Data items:
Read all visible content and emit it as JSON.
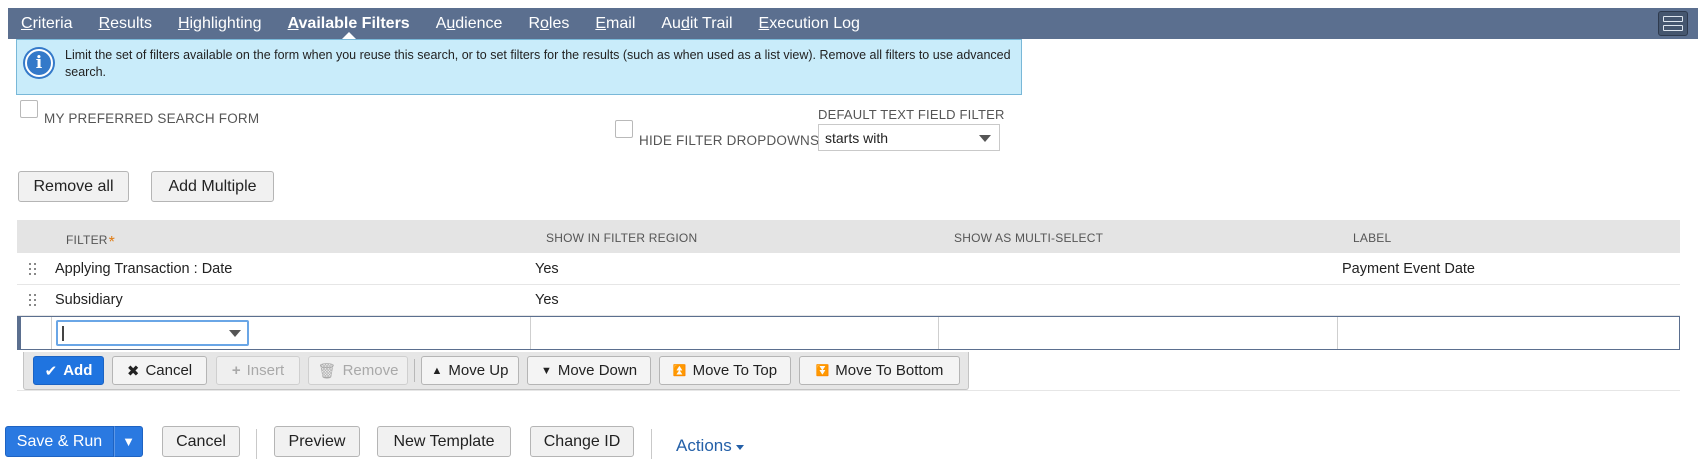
{
  "tabs": [
    {
      "pre": "",
      "u": "C",
      "post": "riteria",
      "active": false
    },
    {
      "pre": "",
      "u": "R",
      "post": "esults",
      "active": false
    },
    {
      "pre": "",
      "u": "H",
      "post": "ighlighting",
      "active": false
    },
    {
      "pre": "",
      "u": "A",
      "post": "vailable Filters",
      "active": true
    },
    {
      "pre": "A",
      "u": "u",
      "post": "dience",
      "active": false
    },
    {
      "pre": "R",
      "u": "o",
      "post": "les",
      "active": false
    },
    {
      "pre": "",
      "u": "E",
      "post": "mail",
      "active": false
    },
    {
      "pre": "Au",
      "u": "d",
      "post": "it Trail",
      "active": false
    },
    {
      "pre": "",
      "u": "E",
      "post": "xecution Log",
      "active": false
    }
  ],
  "info": {
    "icon": "info-icon",
    "text": "Limit the set of filters available on the form when you reuse this search, or to set filters for the results (such as when used as a list view). Remove all filters to use advanced search."
  },
  "options": {
    "preferred_label": "MY PREFERRED SEARCH FORM",
    "hide_dropdowns_label": "HIDE FILTER DROPDOWNS",
    "default_filter_label": "DEFAULT TEXT FIELD FILTER",
    "default_filter_value": "starts with"
  },
  "buttons": {
    "remove_all": "Remove all",
    "add_multiple": "Add Multiple"
  },
  "table": {
    "headers": {
      "filter": "FILTER",
      "required_mark": "*",
      "show_region": "SHOW IN FILTER REGION",
      "multi_select": "SHOW AS MULTI-SELECT",
      "label": "LABEL"
    },
    "rows": [
      {
        "filter": "Applying Transaction : Date",
        "show_region": "Yes",
        "multi_select": "",
        "label": "Payment Event Date"
      },
      {
        "filter": "Subsidiary",
        "show_region": "Yes",
        "multi_select": "",
        "label": ""
      }
    ]
  },
  "row_toolbar": {
    "add": "Add",
    "cancel": "Cancel",
    "insert": "Insert",
    "remove": "Remove",
    "move_up": "Move Up",
    "move_down": "Move Down",
    "move_to_top": "Move To Top",
    "move_to_bottom": "Move To Bottom"
  },
  "footer": {
    "save_run": "Save & Run",
    "split_arrow": "▼",
    "cancel": "Cancel",
    "preview": "Preview",
    "new_template": "New Template",
    "change_id": "Change ID",
    "actions": "Actions"
  }
}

◆ The request: All of the data needs repeating exactly, but the pictures do not.

◆ Answer:
Read all visible content and emit it as JSON.
{
  "tabs": [
    {
      "pre": "",
      "u": "C",
      "post": "riteria",
      "active": false
    },
    {
      "pre": "",
      "u": "R",
      "post": "esults",
      "active": false
    },
    {
      "pre": "",
      "u": "H",
      "post": "ighlighting",
      "active": false
    },
    {
      "pre": "",
      "u": "A",
      "post": "vailable Filters",
      "active": true
    },
    {
      "pre": "A",
      "u": "u",
      "post": "dience",
      "active": false
    },
    {
      "pre": "R",
      "u": "o",
      "post": "les",
      "active": false
    },
    {
      "pre": "",
      "u": "E",
      "post": "mail",
      "active": false
    },
    {
      "pre": "Au",
      "u": "d",
      "post": "it Trail",
      "active": false
    },
    {
      "pre": "",
      "u": "E",
      "post": "xecution Log",
      "active": false
    }
  ],
  "info": {
    "icon": "info-icon",
    "text": "Limit the set of filters available on the form when you reuse this search, or to set filters for the results (such as when used as a list view). Remove all filters to use advanced search."
  },
  "options": {
    "preferred_label": "MY PREFERRED SEARCH FORM",
    "hide_dropdowns_label": "HIDE FILTER DROPDOWNS",
    "default_filter_label": "DEFAULT TEXT FIELD FILTER",
    "default_filter_value": "starts with"
  },
  "buttons": {
    "remove_all": "Remove all",
    "add_multiple": "Add Multiple"
  },
  "table": {
    "headers": {
      "filter": "FILTER",
      "required_mark": "*",
      "show_region": "SHOW IN FILTER REGION",
      "multi_select": "SHOW AS MULTI-SELECT",
      "label": "LABEL"
    },
    "rows": [
      {
        "filter": "Applying Transaction : Date",
        "show_region": "Yes",
        "multi_select": "",
        "label": "Payment Event Date"
      },
      {
        "filter": "Subsidiary",
        "show_region": "Yes",
        "multi_select": "",
        "label": ""
      }
    ]
  },
  "row_toolbar": {
    "add": "Add",
    "cancel": "Cancel",
    "insert": "Insert",
    "remove": "Remove",
    "move_up": "Move Up",
    "move_down": "Move Down",
    "move_to_top": "Move To Top",
    "move_to_bottom": "Move To Bottom"
  },
  "footer": {
    "save_run": "Save & Run",
    "split_arrow": "▼",
    "cancel": "Cancel",
    "preview": "Preview",
    "new_template": "New Template",
    "change_id": "Change ID",
    "actions": "Actions"
  }
}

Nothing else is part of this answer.